- [STATED EXERCISE]:
Your copy of the material must match it exactly, except that pictures are dropped.

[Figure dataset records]
# # #
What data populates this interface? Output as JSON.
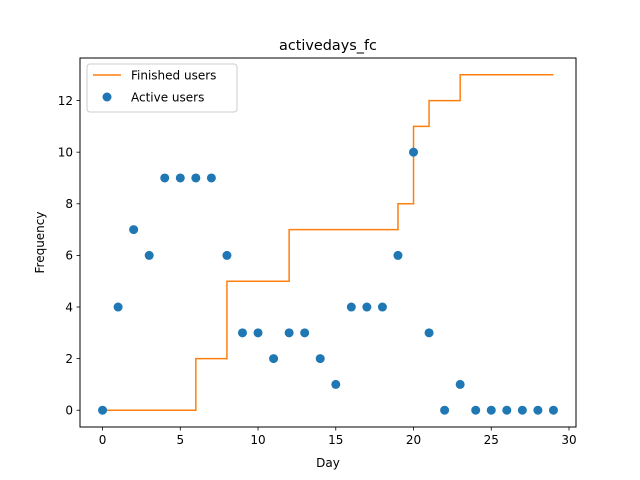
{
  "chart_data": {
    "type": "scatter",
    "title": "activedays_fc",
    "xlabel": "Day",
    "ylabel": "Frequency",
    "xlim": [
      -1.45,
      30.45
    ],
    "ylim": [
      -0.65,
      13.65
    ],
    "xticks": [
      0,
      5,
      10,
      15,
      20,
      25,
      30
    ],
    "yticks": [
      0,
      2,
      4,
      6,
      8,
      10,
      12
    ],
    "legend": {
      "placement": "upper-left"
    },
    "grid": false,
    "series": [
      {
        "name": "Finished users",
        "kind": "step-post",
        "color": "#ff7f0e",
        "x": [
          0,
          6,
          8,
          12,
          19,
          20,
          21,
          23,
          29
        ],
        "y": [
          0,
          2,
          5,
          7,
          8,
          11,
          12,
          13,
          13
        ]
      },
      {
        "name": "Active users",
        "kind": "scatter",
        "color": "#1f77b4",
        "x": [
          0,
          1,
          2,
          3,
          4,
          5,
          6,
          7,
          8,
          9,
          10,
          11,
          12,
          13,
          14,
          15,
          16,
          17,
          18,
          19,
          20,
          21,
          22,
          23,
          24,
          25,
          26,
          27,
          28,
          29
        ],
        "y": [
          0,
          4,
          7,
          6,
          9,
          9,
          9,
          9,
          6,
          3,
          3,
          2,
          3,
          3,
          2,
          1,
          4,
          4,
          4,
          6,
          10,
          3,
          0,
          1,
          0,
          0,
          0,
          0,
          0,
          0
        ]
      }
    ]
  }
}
# # #
- [TASK ANSWER]:
What data populates this interface? Output as JSON.
{
  "chart_data": {
    "type": "scatter",
    "title": "activedays_fc",
    "xlabel": "Day",
    "ylabel": "Frequency",
    "xlim": [
      -1.45,
      30.45
    ],
    "ylim": [
      -0.65,
      13.65
    ],
    "xticks": [
      0,
      5,
      10,
      15,
      20,
      25,
      30
    ],
    "yticks": [
      0,
      2,
      4,
      6,
      8,
      10,
      12
    ],
    "legend": {
      "placement": "upper-left"
    },
    "grid": false,
    "series": [
      {
        "name": "Finished users",
        "kind": "step-post",
        "color": "#ff7f0e",
        "x": [
          0,
          6,
          8,
          12,
          19,
          20,
          21,
          23,
          29
        ],
        "y": [
          0,
          2,
          5,
          7,
          8,
          11,
          12,
          13,
          13
        ]
      },
      {
        "name": "Active users",
        "kind": "scatter",
        "color": "#1f77b4",
        "x": [
          0,
          1,
          2,
          3,
          4,
          5,
          6,
          7,
          8,
          9,
          10,
          11,
          12,
          13,
          14,
          15,
          16,
          17,
          18,
          19,
          20,
          21,
          22,
          23,
          24,
          25,
          26,
          27,
          28,
          29
        ],
        "y": [
          0,
          4,
          7,
          6,
          9,
          9,
          9,
          9,
          6,
          3,
          3,
          2,
          3,
          3,
          2,
          1,
          4,
          4,
          4,
          6,
          10,
          3,
          0,
          1,
          0,
          0,
          0,
          0,
          0,
          0
        ]
      }
    ]
  }
}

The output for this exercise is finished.